* [Supplied material]:
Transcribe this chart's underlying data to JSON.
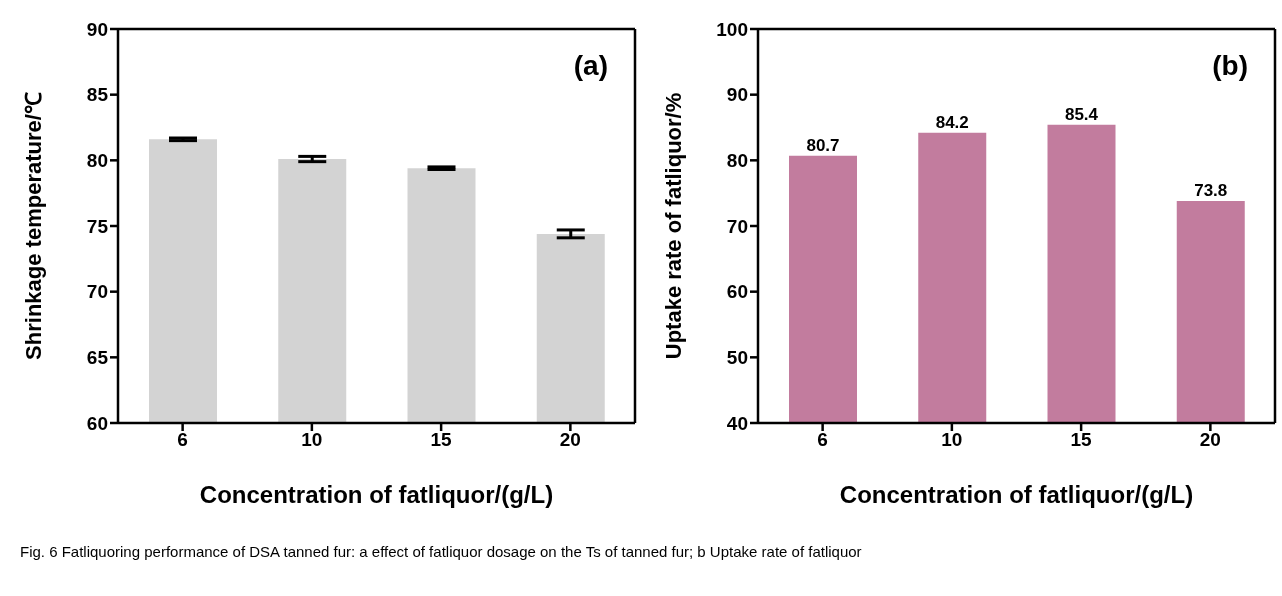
{
  "chart_data": [
    {
      "type": "bar",
      "xlabel": "Concentration of fatliquor/(g/L)",
      "ylabel": "Shrinkage temperature/℃",
      "categories": [
        "6",
        "10",
        "15",
        "20"
      ],
      "values": [
        81.6,
        80.1,
        79.4,
        74.4
      ],
      "errors": [
        0.1,
        0.2,
        0.1,
        0.3
      ],
      "color": "#d3d3d3",
      "ylim": [
        60,
        90
      ],
      "yticks": [
        60,
        65,
        70,
        75,
        80,
        85,
        90
      ],
      "grid": false,
      "legend": false,
      "annotations": [
        "(a)",
        "Fig. 6 Fatliquoring performance of DSA tanned fur: a effect of fatliquor dosage on the Ts of tanned fur; b Uptake rate of fatliquor"
      ]
    },
    {
      "type": "bar",
      "xlabel": "Concentration of fatliquor/(g/L)",
      "ylabel": "Uptake rate of fatliquor/%",
      "categories": [
        "6",
        "10",
        "15",
        "20"
      ],
      "values": [
        80.7,
        84.2,
        85.4,
        73.8
      ],
      "color": "#c27c9e",
      "ylim": [
        40,
        100
      ],
      "yticks": [
        40,
        50,
        60,
        70,
        80,
        90,
        100
      ],
      "grid": false,
      "legend": false,
      "data_labels": true,
      "annotations": [
        "(b)"
      ]
    }
  ]
}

* [What you are asked to do]: Go through the material above and count the lines that include "ylabel". Give the number alone.

* [Solution to the exercise]: 2